Note how many lines contain "Windows" and give that number, with nothing else.
+-------+
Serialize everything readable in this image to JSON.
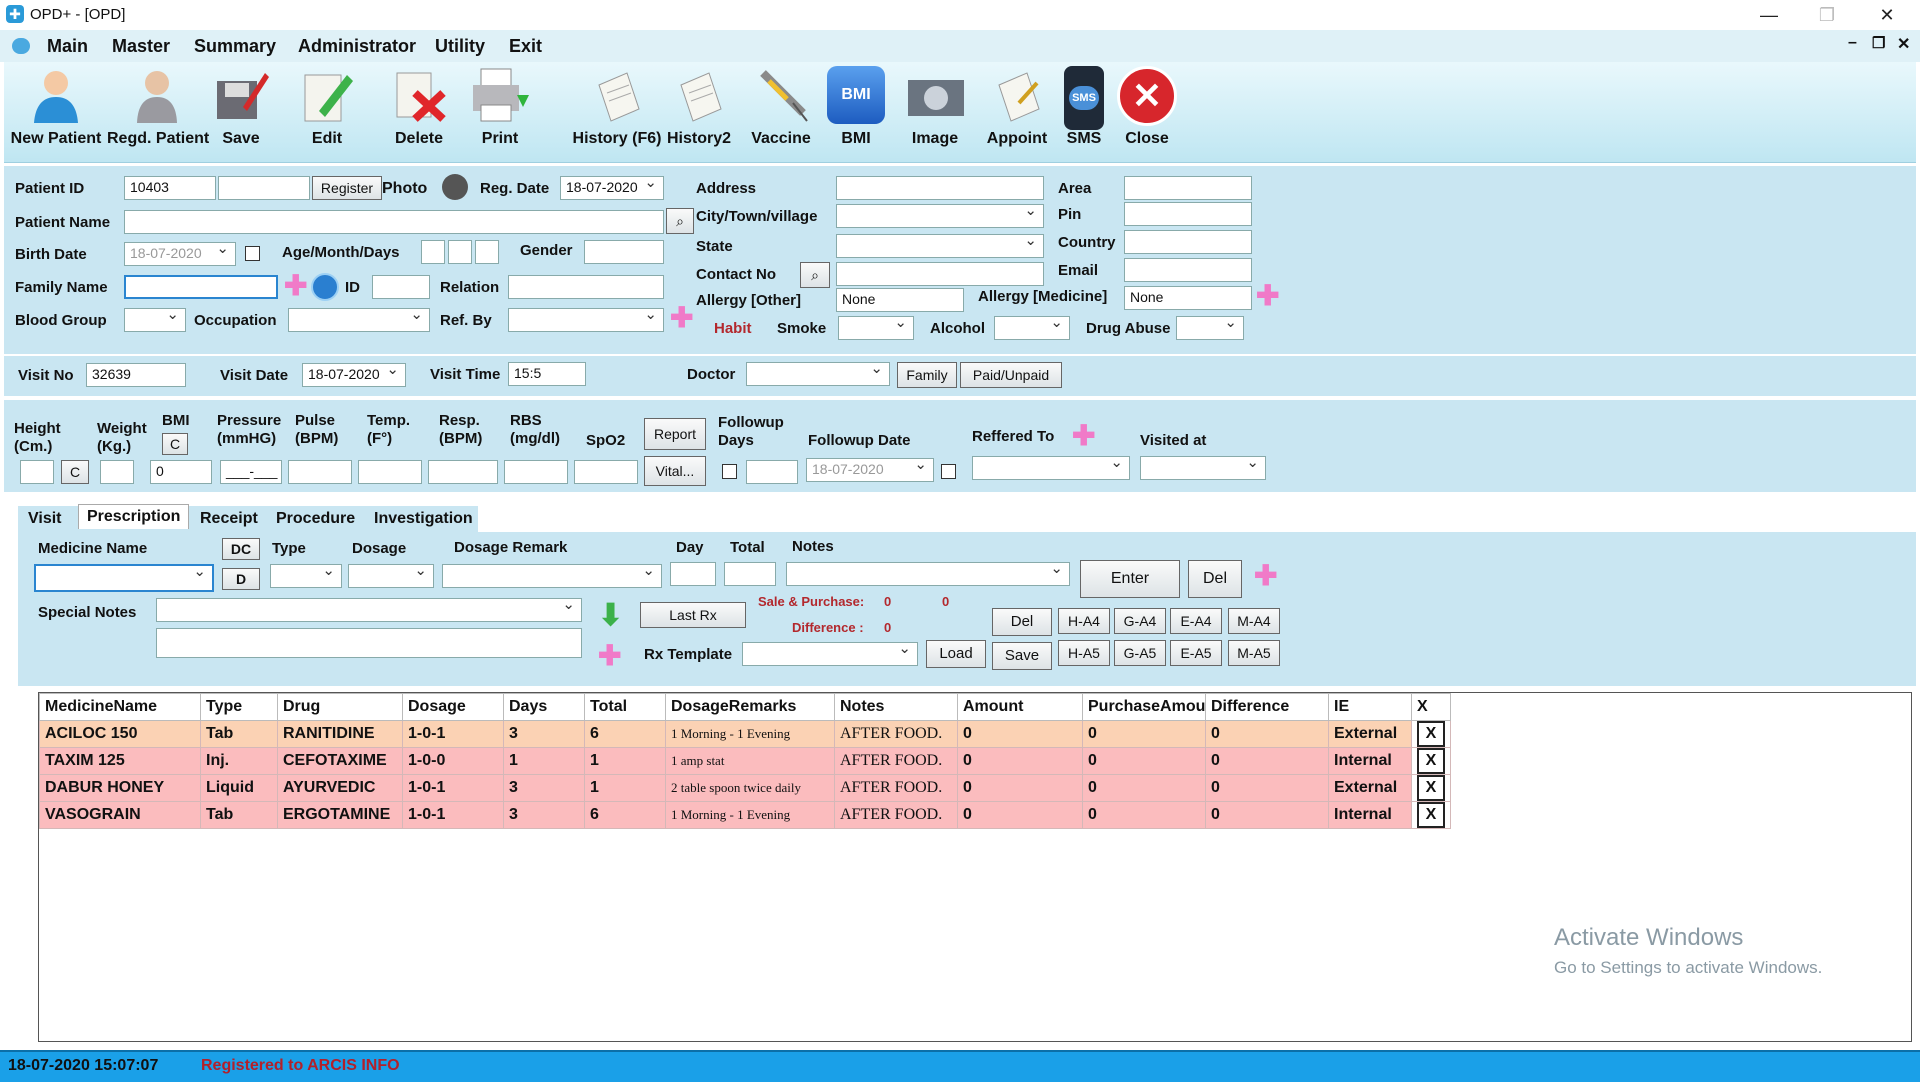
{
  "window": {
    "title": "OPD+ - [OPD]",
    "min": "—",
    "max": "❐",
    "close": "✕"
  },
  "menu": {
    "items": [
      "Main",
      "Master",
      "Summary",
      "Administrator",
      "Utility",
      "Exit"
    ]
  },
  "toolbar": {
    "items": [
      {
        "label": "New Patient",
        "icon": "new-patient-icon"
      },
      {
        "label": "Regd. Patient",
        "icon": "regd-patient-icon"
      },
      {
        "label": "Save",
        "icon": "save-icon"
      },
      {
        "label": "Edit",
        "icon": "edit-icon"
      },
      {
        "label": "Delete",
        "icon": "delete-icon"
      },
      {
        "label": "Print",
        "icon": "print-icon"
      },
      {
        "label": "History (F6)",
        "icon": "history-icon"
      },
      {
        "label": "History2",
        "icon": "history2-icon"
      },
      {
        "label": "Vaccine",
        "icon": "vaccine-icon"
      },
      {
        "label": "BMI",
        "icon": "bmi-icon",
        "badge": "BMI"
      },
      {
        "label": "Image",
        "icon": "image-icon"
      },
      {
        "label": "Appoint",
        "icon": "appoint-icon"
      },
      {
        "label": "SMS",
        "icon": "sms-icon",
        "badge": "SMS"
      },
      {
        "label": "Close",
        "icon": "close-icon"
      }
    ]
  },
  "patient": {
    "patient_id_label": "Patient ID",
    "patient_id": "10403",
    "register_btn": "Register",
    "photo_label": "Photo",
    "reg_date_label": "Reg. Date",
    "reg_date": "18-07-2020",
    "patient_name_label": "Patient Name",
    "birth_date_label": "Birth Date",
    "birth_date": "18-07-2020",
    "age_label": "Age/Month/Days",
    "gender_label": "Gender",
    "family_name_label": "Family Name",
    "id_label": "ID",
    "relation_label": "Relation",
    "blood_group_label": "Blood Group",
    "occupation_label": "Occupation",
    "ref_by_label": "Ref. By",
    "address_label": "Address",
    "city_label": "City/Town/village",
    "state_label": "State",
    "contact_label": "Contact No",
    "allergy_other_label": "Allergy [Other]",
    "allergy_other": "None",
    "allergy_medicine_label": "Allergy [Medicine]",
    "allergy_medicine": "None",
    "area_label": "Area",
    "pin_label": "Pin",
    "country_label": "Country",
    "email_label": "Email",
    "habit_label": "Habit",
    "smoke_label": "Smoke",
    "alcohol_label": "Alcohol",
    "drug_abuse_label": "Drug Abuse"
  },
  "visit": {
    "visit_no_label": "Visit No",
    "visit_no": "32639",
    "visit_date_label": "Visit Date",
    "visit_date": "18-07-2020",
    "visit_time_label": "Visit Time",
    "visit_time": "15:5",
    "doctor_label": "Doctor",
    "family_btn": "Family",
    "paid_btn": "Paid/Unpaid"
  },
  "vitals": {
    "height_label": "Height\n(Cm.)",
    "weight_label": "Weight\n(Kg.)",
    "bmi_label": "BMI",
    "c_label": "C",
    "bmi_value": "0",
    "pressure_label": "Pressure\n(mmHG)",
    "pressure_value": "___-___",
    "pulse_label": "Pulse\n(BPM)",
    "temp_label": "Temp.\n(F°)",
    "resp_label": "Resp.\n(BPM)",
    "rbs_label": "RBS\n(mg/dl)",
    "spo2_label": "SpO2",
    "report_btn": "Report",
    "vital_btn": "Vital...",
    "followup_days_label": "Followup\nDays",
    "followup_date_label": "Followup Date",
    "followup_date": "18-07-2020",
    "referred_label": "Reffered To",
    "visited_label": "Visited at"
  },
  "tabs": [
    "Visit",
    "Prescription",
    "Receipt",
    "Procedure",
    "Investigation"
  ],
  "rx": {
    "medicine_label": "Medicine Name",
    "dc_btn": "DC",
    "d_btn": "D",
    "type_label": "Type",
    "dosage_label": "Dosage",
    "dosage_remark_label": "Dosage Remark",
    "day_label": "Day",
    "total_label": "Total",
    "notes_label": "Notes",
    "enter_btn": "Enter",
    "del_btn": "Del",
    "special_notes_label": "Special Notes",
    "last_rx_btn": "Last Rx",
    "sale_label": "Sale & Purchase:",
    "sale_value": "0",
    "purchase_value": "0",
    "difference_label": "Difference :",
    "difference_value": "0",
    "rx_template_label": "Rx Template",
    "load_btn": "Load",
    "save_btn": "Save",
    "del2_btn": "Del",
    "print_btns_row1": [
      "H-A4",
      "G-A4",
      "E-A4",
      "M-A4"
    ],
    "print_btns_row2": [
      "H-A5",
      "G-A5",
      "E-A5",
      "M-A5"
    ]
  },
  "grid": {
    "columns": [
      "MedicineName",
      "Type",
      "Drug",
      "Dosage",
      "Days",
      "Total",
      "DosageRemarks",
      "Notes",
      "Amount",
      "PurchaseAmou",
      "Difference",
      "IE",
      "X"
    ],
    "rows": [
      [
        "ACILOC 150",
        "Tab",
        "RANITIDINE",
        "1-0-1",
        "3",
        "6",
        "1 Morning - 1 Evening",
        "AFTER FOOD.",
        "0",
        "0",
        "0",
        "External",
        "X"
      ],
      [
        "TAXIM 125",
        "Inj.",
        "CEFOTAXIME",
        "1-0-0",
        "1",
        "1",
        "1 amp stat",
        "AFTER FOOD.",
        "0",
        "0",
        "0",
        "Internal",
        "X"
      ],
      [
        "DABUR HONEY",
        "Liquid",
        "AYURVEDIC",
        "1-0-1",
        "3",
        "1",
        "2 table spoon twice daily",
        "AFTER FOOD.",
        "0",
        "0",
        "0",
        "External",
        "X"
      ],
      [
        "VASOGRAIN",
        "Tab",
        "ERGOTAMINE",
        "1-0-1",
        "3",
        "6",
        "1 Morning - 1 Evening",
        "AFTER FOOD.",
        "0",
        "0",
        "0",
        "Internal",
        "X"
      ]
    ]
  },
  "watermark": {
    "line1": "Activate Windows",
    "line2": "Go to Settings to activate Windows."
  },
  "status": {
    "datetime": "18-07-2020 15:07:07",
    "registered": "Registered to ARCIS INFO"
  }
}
+-------+
- [Task answer] 2